GIVEN TASK:
Look for the string "専有面積" in the lines and copy each line that has it.

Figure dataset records
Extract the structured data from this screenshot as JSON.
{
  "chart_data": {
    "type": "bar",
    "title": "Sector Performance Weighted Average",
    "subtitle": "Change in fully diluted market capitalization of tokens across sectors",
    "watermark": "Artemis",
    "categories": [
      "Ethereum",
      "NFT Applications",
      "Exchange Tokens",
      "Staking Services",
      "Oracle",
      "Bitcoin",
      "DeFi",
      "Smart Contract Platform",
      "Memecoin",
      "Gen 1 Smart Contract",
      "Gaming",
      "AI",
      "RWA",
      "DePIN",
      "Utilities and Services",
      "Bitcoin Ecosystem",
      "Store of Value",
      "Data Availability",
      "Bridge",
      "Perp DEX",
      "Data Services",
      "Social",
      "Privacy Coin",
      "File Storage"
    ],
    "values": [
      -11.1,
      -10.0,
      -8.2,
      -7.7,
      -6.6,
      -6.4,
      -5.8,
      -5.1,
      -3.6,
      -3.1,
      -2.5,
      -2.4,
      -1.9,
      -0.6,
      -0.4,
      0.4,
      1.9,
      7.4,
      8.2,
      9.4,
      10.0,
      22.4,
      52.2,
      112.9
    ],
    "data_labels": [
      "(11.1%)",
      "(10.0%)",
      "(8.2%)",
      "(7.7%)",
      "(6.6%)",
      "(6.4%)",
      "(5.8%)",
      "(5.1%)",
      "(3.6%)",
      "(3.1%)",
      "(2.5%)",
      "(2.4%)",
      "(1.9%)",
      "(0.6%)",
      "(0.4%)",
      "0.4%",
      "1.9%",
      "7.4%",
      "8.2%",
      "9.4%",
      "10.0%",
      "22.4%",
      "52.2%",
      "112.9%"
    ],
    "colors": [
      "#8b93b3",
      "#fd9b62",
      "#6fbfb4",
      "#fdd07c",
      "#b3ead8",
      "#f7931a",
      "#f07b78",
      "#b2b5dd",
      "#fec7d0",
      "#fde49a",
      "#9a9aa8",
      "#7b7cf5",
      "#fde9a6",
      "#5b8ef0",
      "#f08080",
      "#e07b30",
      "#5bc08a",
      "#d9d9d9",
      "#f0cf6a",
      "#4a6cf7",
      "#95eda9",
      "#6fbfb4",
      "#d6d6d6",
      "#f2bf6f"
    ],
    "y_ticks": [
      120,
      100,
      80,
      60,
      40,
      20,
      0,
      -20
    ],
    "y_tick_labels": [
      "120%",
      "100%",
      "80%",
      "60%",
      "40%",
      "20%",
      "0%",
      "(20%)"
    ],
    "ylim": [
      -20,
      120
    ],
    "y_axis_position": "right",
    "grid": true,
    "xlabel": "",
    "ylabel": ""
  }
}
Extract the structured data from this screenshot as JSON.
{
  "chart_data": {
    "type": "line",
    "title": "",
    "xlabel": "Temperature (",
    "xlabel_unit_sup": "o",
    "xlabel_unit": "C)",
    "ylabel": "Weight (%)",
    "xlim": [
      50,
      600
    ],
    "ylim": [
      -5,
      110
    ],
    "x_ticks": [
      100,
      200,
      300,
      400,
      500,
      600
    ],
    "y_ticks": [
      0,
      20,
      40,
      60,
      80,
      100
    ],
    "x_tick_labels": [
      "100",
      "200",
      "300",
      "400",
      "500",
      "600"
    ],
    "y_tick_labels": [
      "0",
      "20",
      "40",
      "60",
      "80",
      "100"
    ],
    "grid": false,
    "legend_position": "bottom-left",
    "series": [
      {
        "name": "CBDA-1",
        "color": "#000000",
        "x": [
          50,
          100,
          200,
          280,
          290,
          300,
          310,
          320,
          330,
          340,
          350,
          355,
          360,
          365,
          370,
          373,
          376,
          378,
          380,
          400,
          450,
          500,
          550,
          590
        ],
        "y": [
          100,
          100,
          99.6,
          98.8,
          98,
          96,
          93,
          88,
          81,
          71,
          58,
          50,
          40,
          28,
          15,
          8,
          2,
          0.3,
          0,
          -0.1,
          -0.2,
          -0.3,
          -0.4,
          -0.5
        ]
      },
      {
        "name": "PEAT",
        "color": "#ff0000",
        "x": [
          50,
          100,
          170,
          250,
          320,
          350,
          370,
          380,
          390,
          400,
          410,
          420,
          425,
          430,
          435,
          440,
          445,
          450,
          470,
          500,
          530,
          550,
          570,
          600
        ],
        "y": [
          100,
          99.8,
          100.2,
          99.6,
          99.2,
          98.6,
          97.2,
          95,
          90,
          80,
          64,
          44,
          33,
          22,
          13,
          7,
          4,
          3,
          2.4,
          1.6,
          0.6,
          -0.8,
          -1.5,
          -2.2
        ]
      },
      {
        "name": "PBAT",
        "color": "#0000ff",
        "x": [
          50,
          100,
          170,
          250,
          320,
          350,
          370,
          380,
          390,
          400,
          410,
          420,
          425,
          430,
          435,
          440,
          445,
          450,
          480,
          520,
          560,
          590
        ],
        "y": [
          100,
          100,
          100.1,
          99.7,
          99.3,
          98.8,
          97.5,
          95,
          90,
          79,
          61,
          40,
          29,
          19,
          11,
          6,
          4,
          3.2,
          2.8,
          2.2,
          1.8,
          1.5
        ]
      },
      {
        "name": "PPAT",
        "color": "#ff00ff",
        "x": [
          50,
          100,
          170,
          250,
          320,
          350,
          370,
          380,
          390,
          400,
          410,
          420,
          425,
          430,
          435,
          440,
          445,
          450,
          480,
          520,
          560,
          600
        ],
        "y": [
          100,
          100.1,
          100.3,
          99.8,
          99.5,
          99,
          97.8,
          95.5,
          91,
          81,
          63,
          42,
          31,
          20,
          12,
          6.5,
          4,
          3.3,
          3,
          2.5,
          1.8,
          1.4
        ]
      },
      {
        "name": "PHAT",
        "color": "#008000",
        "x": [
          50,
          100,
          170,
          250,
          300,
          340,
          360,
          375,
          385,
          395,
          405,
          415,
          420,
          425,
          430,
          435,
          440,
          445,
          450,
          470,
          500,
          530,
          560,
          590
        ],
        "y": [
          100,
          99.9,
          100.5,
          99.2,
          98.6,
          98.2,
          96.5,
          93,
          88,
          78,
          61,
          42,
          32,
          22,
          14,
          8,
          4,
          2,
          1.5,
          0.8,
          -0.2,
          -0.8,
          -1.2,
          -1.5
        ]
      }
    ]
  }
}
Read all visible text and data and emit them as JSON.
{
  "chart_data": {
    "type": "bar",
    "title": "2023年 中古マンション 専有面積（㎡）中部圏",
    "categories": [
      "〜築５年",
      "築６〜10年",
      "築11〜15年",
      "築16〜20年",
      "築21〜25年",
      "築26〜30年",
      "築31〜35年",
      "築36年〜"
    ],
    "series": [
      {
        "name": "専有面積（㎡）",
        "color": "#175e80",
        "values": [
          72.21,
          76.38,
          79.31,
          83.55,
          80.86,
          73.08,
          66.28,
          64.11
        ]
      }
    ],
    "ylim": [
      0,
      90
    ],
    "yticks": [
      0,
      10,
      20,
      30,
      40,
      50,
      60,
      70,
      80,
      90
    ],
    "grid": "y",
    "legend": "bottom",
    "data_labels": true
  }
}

SOLUTION BELOW:
    "title": "2023年 中古マンション 専有面積（㎡）中部圏",
        "name": "専有面積（㎡）",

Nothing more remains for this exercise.